__YOUR GOAL__. Copy out every line containing the word "room".

Data extracted from a collection
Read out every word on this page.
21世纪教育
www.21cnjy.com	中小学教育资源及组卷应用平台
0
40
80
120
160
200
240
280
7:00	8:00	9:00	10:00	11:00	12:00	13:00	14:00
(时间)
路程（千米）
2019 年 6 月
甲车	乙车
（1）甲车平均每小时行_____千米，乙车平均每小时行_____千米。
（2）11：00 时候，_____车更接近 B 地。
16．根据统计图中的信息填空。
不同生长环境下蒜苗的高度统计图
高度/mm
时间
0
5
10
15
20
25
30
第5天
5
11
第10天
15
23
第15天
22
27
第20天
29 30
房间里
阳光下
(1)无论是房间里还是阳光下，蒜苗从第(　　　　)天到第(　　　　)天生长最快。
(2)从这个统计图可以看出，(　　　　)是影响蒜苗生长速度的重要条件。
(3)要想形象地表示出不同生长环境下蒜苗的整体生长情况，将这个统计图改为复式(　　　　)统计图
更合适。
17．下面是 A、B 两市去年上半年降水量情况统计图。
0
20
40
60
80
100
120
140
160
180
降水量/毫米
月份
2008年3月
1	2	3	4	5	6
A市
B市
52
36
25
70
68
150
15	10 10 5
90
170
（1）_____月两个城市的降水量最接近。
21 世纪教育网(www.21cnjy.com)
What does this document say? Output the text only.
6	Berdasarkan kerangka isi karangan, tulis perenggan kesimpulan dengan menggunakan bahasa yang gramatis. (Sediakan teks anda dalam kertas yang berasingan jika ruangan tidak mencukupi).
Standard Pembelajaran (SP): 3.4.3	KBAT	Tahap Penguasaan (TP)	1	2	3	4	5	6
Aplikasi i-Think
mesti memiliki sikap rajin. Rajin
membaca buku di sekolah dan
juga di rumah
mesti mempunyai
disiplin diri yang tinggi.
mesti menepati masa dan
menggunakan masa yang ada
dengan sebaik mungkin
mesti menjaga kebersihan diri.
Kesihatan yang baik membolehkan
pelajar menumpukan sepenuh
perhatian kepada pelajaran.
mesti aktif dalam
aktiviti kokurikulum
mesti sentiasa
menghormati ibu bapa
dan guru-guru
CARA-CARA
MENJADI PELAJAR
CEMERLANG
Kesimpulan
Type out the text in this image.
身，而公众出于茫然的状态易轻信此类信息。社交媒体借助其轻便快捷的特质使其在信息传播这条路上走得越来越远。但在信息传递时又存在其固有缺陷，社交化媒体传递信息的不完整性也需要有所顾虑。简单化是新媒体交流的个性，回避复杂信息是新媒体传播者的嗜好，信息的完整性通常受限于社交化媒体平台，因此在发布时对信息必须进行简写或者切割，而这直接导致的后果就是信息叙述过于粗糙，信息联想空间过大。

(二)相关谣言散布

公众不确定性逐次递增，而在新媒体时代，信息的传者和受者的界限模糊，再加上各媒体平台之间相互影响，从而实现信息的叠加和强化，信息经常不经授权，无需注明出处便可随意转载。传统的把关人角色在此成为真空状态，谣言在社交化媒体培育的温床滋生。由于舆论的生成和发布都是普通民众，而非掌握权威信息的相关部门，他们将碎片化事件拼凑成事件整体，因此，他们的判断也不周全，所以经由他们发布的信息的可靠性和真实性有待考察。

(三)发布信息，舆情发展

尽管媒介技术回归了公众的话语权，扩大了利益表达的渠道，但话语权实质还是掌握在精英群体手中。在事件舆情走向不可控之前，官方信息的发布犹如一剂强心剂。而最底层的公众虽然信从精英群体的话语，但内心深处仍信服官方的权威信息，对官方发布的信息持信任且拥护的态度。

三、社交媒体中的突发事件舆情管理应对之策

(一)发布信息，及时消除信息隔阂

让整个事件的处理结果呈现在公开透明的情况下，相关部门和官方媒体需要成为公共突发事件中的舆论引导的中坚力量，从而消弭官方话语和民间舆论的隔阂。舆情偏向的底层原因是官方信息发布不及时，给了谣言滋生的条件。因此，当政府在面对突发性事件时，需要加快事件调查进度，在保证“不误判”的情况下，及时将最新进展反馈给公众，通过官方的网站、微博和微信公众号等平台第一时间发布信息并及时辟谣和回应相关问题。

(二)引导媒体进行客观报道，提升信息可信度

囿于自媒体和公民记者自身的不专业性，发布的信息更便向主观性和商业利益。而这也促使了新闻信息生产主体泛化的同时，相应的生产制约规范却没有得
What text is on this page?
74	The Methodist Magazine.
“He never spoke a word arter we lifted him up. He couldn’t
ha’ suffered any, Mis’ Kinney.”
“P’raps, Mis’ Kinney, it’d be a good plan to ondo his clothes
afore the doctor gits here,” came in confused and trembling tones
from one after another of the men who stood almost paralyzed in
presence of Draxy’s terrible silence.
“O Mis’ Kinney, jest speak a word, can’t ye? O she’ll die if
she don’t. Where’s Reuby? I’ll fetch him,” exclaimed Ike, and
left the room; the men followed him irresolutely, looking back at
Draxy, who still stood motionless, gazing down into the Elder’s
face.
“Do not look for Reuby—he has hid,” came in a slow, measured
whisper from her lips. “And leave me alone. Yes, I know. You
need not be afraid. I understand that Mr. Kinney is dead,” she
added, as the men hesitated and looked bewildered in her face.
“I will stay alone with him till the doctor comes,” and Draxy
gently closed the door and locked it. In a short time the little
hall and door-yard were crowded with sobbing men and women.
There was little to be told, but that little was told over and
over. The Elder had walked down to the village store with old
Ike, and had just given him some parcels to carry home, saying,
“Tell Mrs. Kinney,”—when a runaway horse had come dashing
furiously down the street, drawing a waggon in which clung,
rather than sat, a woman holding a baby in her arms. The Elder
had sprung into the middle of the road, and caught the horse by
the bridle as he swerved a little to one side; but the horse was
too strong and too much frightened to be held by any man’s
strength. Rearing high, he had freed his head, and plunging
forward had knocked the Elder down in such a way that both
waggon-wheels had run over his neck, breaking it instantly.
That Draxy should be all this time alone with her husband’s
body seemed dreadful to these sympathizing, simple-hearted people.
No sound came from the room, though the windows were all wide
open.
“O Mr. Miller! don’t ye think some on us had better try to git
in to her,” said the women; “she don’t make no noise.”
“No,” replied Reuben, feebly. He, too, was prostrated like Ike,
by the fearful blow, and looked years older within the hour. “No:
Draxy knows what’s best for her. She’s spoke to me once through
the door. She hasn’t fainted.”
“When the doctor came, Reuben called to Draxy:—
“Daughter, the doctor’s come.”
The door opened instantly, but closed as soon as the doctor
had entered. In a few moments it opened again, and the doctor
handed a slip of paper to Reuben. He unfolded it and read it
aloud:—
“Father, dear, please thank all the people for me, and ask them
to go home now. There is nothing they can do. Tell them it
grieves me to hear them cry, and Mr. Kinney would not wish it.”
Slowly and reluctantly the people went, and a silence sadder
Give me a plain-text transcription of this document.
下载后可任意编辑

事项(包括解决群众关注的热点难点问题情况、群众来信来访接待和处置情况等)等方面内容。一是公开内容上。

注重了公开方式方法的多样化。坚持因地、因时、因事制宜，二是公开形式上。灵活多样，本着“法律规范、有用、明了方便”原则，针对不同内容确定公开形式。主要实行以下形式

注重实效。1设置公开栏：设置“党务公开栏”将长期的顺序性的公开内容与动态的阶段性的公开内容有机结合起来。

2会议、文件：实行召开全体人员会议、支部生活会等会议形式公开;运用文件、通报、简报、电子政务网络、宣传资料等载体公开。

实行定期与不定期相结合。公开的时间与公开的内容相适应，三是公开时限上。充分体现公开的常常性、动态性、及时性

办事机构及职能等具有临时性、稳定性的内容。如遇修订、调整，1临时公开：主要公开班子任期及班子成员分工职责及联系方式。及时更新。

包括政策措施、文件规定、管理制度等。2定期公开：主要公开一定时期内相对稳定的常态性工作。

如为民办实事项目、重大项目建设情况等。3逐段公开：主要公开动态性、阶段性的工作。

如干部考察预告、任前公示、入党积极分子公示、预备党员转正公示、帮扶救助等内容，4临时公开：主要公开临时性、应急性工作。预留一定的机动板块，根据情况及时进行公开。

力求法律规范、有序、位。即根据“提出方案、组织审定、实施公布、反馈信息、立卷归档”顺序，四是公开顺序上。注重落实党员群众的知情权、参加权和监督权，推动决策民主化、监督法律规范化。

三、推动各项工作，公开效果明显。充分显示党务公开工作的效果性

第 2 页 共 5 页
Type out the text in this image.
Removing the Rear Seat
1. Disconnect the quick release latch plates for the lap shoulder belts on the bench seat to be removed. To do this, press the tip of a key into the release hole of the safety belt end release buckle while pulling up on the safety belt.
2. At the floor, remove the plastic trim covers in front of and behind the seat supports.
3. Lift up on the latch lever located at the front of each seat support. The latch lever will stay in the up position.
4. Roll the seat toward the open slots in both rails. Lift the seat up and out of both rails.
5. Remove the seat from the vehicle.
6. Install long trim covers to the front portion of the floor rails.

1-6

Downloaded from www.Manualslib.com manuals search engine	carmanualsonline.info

__FINAL RESULT__.
left the room; the men followed him irresolutely, looking back at
No sound came from the room, though the windows were all wide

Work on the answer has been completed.